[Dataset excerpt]
╔══

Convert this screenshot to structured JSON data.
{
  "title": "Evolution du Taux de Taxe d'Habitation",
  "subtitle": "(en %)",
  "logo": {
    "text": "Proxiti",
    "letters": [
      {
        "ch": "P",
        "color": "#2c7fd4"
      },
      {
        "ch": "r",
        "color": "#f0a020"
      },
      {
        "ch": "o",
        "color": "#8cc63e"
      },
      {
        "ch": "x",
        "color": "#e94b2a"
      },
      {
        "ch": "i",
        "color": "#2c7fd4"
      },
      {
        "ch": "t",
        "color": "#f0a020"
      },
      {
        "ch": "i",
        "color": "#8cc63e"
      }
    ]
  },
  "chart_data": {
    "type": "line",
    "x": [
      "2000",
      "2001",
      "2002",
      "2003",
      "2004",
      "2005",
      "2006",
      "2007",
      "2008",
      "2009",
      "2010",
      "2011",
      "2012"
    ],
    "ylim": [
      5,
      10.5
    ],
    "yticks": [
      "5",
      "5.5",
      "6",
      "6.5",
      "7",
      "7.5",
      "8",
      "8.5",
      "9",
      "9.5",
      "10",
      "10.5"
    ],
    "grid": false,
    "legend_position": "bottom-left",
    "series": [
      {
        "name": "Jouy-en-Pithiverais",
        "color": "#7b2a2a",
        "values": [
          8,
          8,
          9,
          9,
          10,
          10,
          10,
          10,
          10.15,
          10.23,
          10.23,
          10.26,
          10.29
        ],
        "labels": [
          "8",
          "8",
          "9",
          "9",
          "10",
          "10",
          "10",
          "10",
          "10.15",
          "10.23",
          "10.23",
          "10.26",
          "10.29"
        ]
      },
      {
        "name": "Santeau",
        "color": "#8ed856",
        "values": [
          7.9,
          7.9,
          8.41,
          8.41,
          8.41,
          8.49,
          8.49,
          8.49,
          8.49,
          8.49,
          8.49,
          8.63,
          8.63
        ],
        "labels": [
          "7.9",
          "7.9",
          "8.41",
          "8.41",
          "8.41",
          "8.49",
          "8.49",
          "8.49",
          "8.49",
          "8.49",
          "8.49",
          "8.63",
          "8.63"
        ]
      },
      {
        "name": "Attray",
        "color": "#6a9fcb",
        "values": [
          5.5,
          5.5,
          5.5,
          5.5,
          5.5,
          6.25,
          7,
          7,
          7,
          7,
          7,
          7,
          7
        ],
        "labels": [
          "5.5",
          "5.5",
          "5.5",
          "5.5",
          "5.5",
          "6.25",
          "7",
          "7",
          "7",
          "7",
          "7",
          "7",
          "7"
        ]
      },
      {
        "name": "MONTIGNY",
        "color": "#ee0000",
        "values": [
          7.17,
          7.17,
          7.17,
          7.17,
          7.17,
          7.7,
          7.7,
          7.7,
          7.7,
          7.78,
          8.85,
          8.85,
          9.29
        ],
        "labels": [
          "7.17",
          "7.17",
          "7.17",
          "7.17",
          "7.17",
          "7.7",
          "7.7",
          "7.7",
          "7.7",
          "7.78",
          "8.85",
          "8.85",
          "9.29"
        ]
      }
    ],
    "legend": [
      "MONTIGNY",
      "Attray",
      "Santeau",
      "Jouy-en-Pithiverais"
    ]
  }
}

╚══

**TASK**
Every record above should be output exactly.

**SOLUTION BELOW**
Convert this screenshot to structured JSON data.
{
  "title": "Evolution du Taux de Taxe d'Habitation",
  "subtitle": "(en %)",
  "logo": {
    "text": "Proxiti",
    "letters": [
      {
        "ch": "P",
        "color": "#2c7fd4"
      },
      {
        "ch": "r",
        "color": "#f0a020"
      },
      {
        "ch": "o",
        "color": "#8cc63e"
      },
      {
        "ch": "x",
        "color": "#e94b2a"
      },
      {
        "ch": "i",
        "color": "#2c7fd4"
      },
      {
        "ch": "t",
        "color": "#f0a020"
      },
      {
        "ch": "i",
        "color": "#8cc63e"
      }
    ]
  },
  "chart_data": {
    "type": "line",
    "x": [
      "2000",
      "2001",
      "2002",
      "2003",
      "2004",
      "2005",
      "2006",
      "2007",
      "2008",
      "2009",
      "2010",
      "2011",
      "2012"
    ],
    "ylim": [
      5,
      10.5
    ],
    "yticks": [
      "5",
      "5.5",
      "6",
      "6.5",
      "7",
      "7.5",
      "8",
      "8.5",
      "9",
      "9.5",
      "10",
      "10.5"
    ],
    "grid": false,
    "legend_position": "bottom-left",
    "series": [
      {
        "name": "Jouy-en-Pithiverais",
        "color": "#7b2a2a",
        "values": [
          8,
          8,
          9,
          9,
          10,
          10,
          10,
          10,
          10.15,
          10.23,
          10.23,
          10.26,
          10.29
        ],
        "labels": [
          "8",
          "8",
          "9",
          "9",
          "10",
          "10",
          "10",
          "10",
          "10.15",
          "10.23",
          "10.23",
          "10.26",
          "10.29"
        ]
      },
      {
        "name": "Santeau",
        "color": "#8ed856",
        "values": [
          7.9,
          7.9,
          8.41,
          8.41,
          8.41,
          8.49,
          8.49,
          8.49,
          8.49,
          8.49,
          8.49,
          8.63,
          8.63
        ],
        "labels": [
          "7.9",
          "7.9",
          "8.41",
          "8.41",
          "8.41",
          "8.49",
          "8.49",
          "8.49",
          "8.49",
          "8.49",
          "8.49",
          "8.63",
          "8.63"
        ]
      },
      {
        "name": "Attray",
        "color": "#6a9fcb",
        "values": [
          5.5,
          5.5,
          5.5,
          5.5,
          5.5,
          6.25,
          7,
          7,
          7,
          7,
          7,
          7,
          7
        ],
        "labels": [
          "5.5",
          "5.5",
          "5.5",
          "5.5",
          "5.5",
          "6.25",
          "7",
          "7",
          "7",
          "7",
          "7",
          "7",
          "7"
        ]
      },
      {
        "name": "MONTIGNY",
        "color": "#ee0000",
        "values": [
          7.17,
          7.17,
          7.17,
          7.17,
          7.17,
          7.7,
          7.7,
          7.7,
          7.7,
          7.78,
          8.85,
          8.85,
          9.29
        ],
        "labels": [
          "7.17",
          "7.17",
          "7.17",
          "7.17",
          "7.17",
          "7.7",
          "7.7",
          "7.7",
          "7.7",
          "7.78",
          "8.85",
          "8.85",
          "9.29"
        ]
      }
    ],
    "legend": [
      "MONTIGNY",
      "Attray",
      "Santeau",
      "Jouy-en-Pithiverais"
    ]
  }
}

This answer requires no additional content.